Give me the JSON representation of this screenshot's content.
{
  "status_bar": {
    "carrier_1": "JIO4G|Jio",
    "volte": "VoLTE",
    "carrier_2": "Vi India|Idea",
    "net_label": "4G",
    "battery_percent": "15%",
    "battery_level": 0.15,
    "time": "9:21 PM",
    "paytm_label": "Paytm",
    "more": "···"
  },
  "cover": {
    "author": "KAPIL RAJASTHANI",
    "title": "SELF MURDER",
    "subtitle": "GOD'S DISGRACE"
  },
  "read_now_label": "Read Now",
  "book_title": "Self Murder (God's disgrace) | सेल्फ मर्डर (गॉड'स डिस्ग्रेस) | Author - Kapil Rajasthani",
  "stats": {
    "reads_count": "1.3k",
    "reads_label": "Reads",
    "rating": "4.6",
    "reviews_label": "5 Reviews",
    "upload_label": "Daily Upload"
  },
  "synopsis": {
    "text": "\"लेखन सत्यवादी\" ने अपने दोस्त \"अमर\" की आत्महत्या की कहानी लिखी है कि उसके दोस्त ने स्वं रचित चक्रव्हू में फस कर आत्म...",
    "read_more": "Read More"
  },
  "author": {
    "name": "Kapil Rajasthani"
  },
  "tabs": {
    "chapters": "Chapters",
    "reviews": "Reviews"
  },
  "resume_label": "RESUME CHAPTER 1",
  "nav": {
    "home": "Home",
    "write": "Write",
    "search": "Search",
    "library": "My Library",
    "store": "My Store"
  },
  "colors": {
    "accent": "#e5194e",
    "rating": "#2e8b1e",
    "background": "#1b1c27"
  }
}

------------------------

Task brief: The records above are to be repeated exactly, in their entirety.

The solution:
Give me the JSON representation of this screenshot's content.
{
  "status_bar": {
    "carrier_1": "JIO4G|Jio",
    "volte": "VoLTE",
    "carrier_2": "Vi India|Idea",
    "net_label": "4G",
    "battery_percent": "15%",
    "battery_level": 0.15,
    "time": "9:21 PM",
    "paytm_label": "Paytm",
    "more": "···"
  },
  "cover": {
    "author": "KAPIL RAJASTHANI",
    "title": "SELF MURDER",
    "subtitle": "GOD'S DISGRACE"
  },
  "read_now_label": "Read Now",
  "book_title": "Self Murder (God's disgrace) | सेल्फ मर्डर (गॉड'स डिस्ग्रेस) | Author - Kapil Rajasthani",
  "stats": {
    "reads_count": "1.3k",
    "reads_label": "Reads",
    "rating": "4.6",
    "reviews_label": "5 Reviews",
    "upload_label": "Daily Upload"
  },
  "synopsis": {
    "text": "\"लेखन सत्यवादी\" ने अपने दोस्त \"अमर\" की आत्महत्या की कहानी लिखी है कि उसके दोस्त ने स्वं रचित चक्रव्हू में फस कर आत्म...",
    "read_more": "Read More"
  },
  "author": {
    "name": "Kapil Rajasthani"
  },
  "tabs": {
    "chapters": "Chapters",
    "reviews": "Reviews"
  },
  "resume_label": "RESUME CHAPTER 1",
  "nav": {
    "home": "Home",
    "write": "Write",
    "search": "Search",
    "library": "My Library",
    "store": "My Store"
  },
  "colors": {
    "accent": "#e5194e",
    "rating": "#2e8b1e",
    "background": "#1b1c27"
  }
}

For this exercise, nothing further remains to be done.